Tradicionalmente, los talibanes elaboraron su proyecto ideológico a partir de una interpretación del islam suní que combina la jurisprudencia hanafí clásica (una escuela de derecho islámico fundada por un teólogo en el Iraq del siglo VIII llamado Abu Hanifa, cuya familia procedía del centro de Afganistán) con una rama hanafí del siglo XIX en el subcontinente indio conocida como deobandismo. Su práctica religiosa también incorpora tradiciones locales, lo que les permite adoptar un enfoque algo más pragmático de la política.
Sin embargo, el pragmatismo de los talibanes también está en la raíz de algunos de sus problemas más intratables. Lejos de las grandes ciudades como Kabul y Kandahar, donde las restricciones a la libertad de expresión y a la educación de las niñas acaparan la atención de los medios de comunicación internacionales, los talibanes intentan equilibrar las exigencias de sus partidarios más radicales con la complicada realidad de gobernar una sociedad plural y multiétnica. Esta tensión es aguda en Bamiyán, una provincia de acantilados de arenisca y colinas onduladas, así como escenario en tiempos más recientes de levantamientos fallidos y masacres horribles.

● ● ● ● ●

Ejercicio propuesto 1: Según el texto sobre los talibanes, ¿con qué nombre se conoce la rama hanafí del siglo XIX surgida en el subcontinente indio?
Ejercicio propuesto 2: Prosiga el texto sobre los talibanes a partir de su última oración.

Entradas extraídas de una colección
● ● ● ● ●

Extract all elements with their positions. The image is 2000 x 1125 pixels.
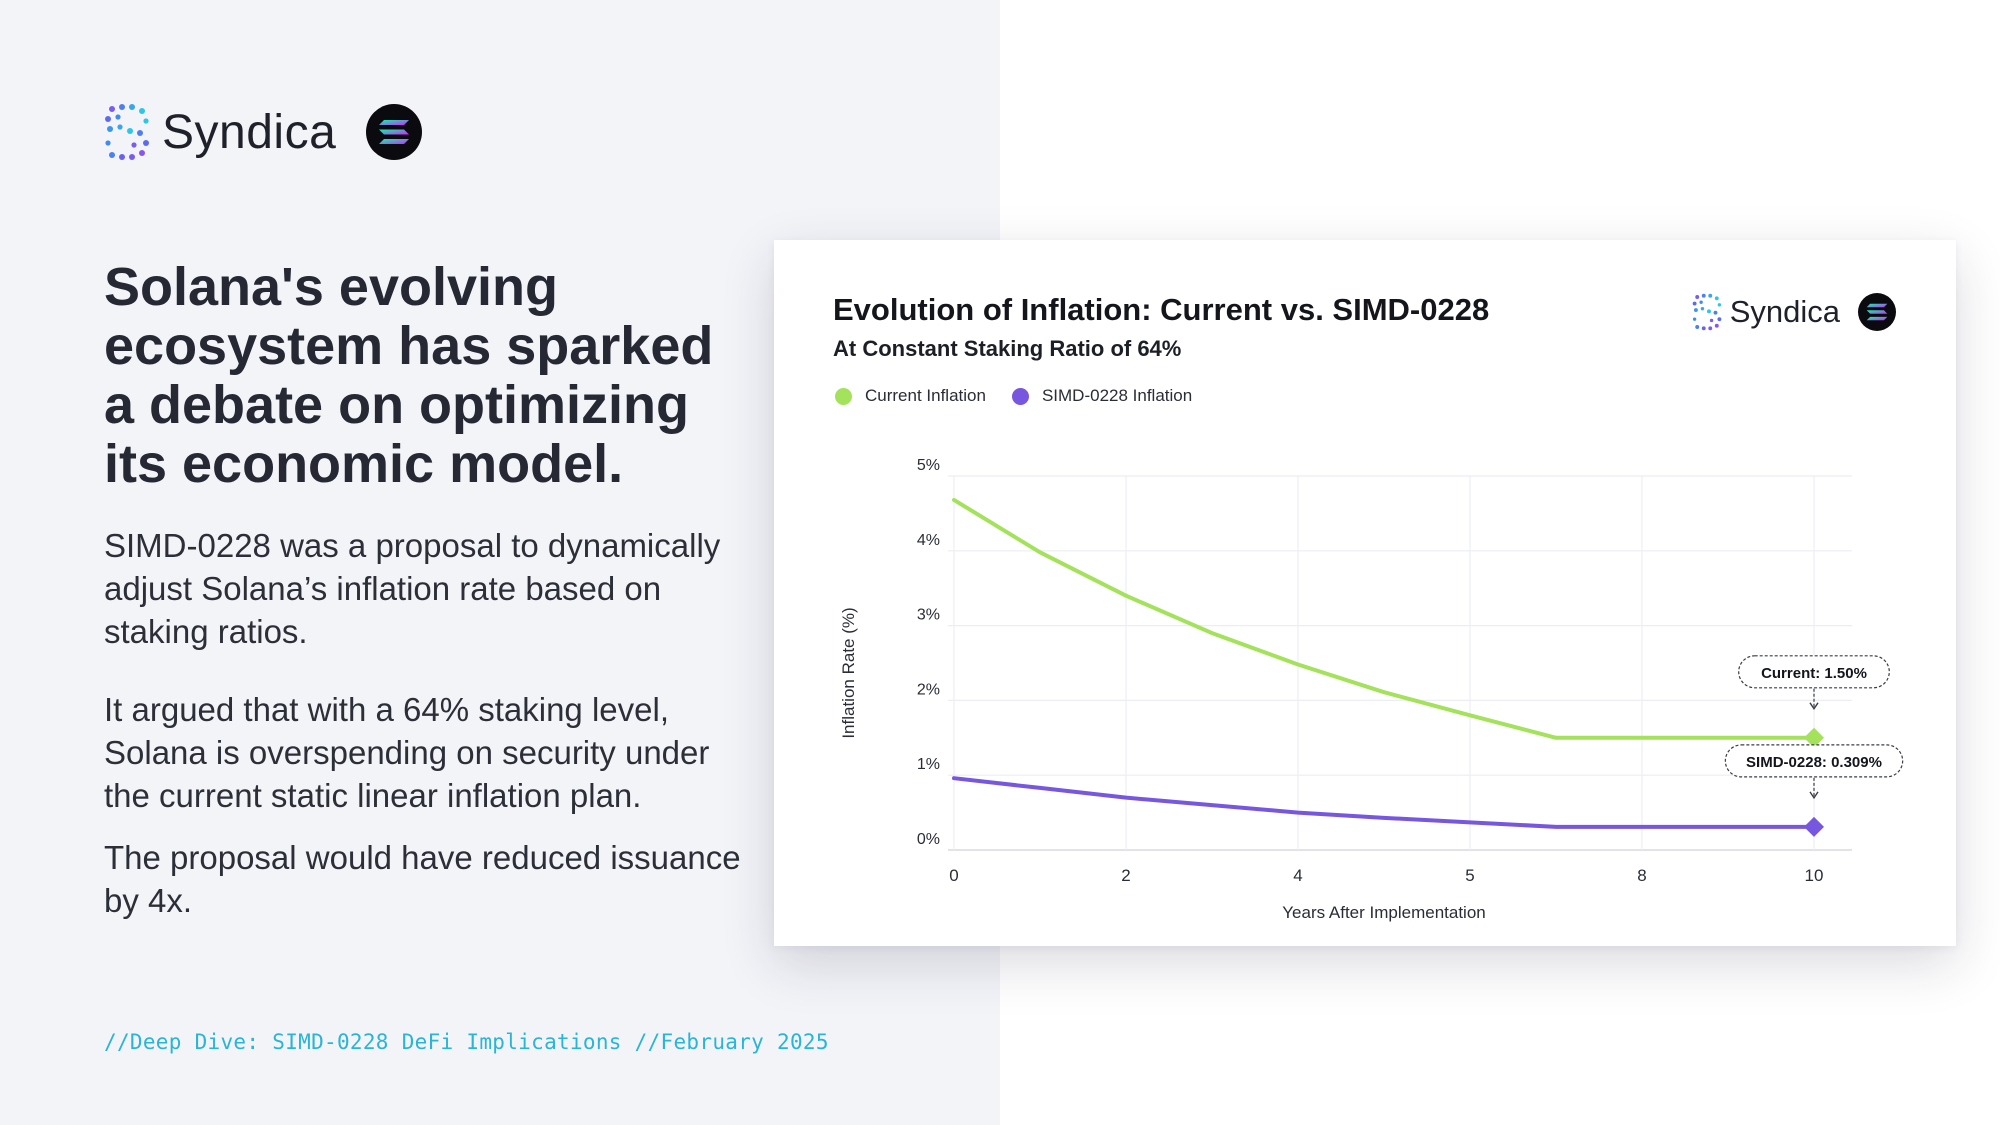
chart-legend: Current Inflation SIMD-0228 Inflation [835, 386, 1218, 406]
x-tick-label: 4 [1293, 866, 1302, 885]
legend-item-simd: SIMD-0228 Inflation [1011, 386, 1193, 406]
headline: Solana's evolving ecosystem has sparked … [104, 257, 714, 494]
legend-label-current: Current Inflation [865, 386, 986, 405]
x-tick-label: 8 [1637, 866, 1646, 885]
chart-subtitle: At Constant Staking Ratio of 64% [833, 336, 1182, 361]
solana-logo [366, 104, 423, 160]
end-label-bubble [1738, 655, 1890, 689]
legend-dot-current [835, 387, 852, 405]
inflation-chart: 0% 1% 2% 3% 4% 5% 0 2 4 5 8 10 Years After Implement… [839, 457, 1904, 922]
y-tick-label: 0% [917, 831, 940, 848]
legend-item-current: Current Inflation [835, 386, 986, 406]
end-label-bubble [1724, 744, 1904, 778]
card-brand-name: Syndica [1729, 294, 1840, 329]
y-tick-label: 3% [917, 607, 940, 624]
y-tick-label: 4% [917, 532, 940, 549]
y-tick-label: 5% [917, 457, 940, 474]
y-tick-label: 1% [917, 756, 940, 773]
legend-dot-simd [1011, 387, 1029, 405]
end-label-arrowhead [1809, 702, 1819, 711]
end-label-simd: SIMD-0228: 0.309% [1724, 744, 1904, 800]
x-tick-label: 0 [949, 866, 958, 885]
series-line-current [952, 497, 1816, 740]
x-axis-label: Years After Implementation [1282, 903, 1486, 922]
end-label-text: SIMD-0228: 0.309% [1746, 754, 1882, 771]
x-tick-label: 5 [1465, 866, 1474, 885]
brand-name: Syndica [162, 105, 337, 159]
paragraph-proposal: SIMD-0228 was a proposal to dynamically … [104, 527, 721, 650]
brand-row: Syndica [104, 100, 423, 164]
footer-caption: //Deep Dive: SIMD-0228 DeFi Implications… [104, 1030, 829, 1054]
legend-label-simd: SIMD-0228 Inflation [1041, 386, 1193, 405]
syndica-logo-icon [1692, 293, 1722, 331]
series-line-simd [952, 776, 1816, 829]
x-tick-label: 10 [1805, 866, 1824, 885]
end-label-text: Current: 1.50% [1761, 665, 1867, 682]
syndica-logo-icon [105, 104, 149, 160]
x-tick-label: 2 [1121, 866, 1130, 885]
end-label-current: Current: 1.50% [1738, 655, 1890, 711]
paragraph-argument: It argued that with a 64% staking level,… [104, 691, 710, 814]
card-solana-logo [1858, 293, 1896, 331]
end-label-arrowhead [1809, 791, 1819, 800]
chart-title: Evolution of Inflation: Current vs. SIMD… [833, 292, 1490, 327]
solana-icon [1866, 303, 1888, 321]
y-axis-label: Inflation Rate (%) [839, 607, 858, 738]
end-marker-current [1804, 727, 1824, 748]
paragraph-issuance: The proposal would have reduced issuance… [104, 839, 741, 919]
chart-card: Evolution of Inflation: Current vs. SIMD… [774, 240, 1956, 946]
card-brand: Syndica [1692, 290, 1896, 334]
solana-icon [379, 120, 410, 144]
end-marker-simd [1804, 816, 1824, 837]
y-tick-label: 2% [917, 681, 940, 698]
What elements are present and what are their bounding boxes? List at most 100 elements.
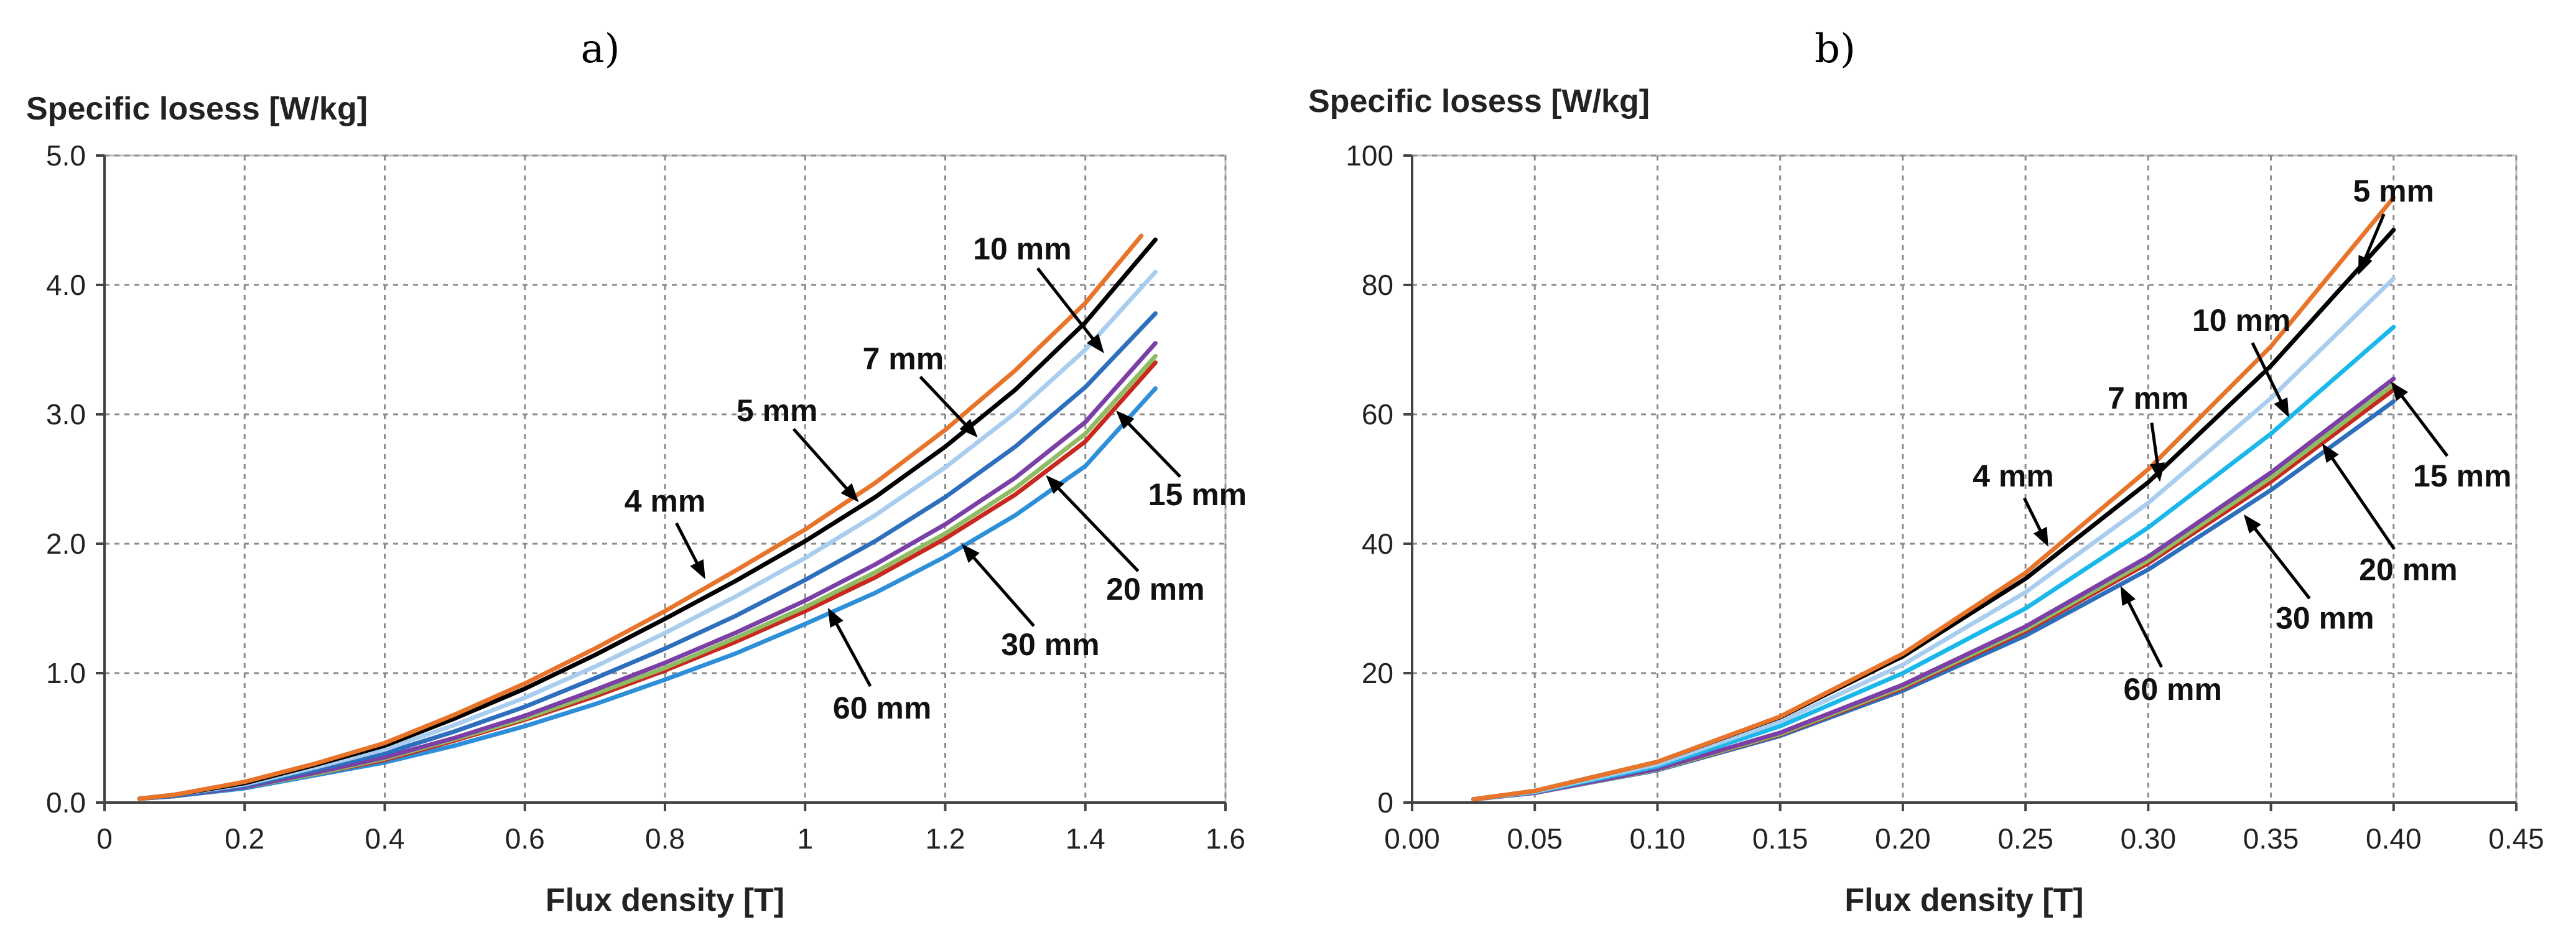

● ● ● ● ●

Respuesta escrita 1: Se conoce como deobandismo.

Respuesta escrita 2:
En 1888, el emir Abdur Rahman Khan, que gobernó Afganistán de 1880 a 1901, ordenó una operación para destruir un movimiento de resistencia dirigido por los ancianos de Hazarajat, que se habían negado a pagar impuestos al gobierno central. Aunque más tarde el emir sería conocido por unir el país y ganarse a tribus antes hostiles, el recuerdo de las atrocidades perpetradas contra el pueblo de Hazarajat durante su gobierno sigue siendo una herida abierta en la historia afgana. Éste no sería el último episodio de violencia en Bamiyán. A finales de 1978, los habitantes de la región se levantaron de nuevo para luchar contra el gobierno central, que esta vez no era una monarquía tradicional, sino un régimen comunista aterradoramente moderno.
En Bamiyán surgió un movimiento de resistencia dirigido por los hazara llamado Shura e Itifaq e Islami para luchar contra los comunistas afganos y sus aliados soviéticos. El movimiento no fue el único de la región y, a pesar de ayudar a derrotar a los comunistas, pronto fue víctima de las luchas internas de las milicias que asolaron gran parte del país. Al igual que Kabul, Bamiyán cayó en una guerra civil que afectó incluso a miembros de la misma etnia. La paz no llegó hasta principios de la década de 1990, cuando se acordó administrar la provincia de Bamiyán bajo un consejo compuesto por representantes de todos los grupos étnicos y políticos locales.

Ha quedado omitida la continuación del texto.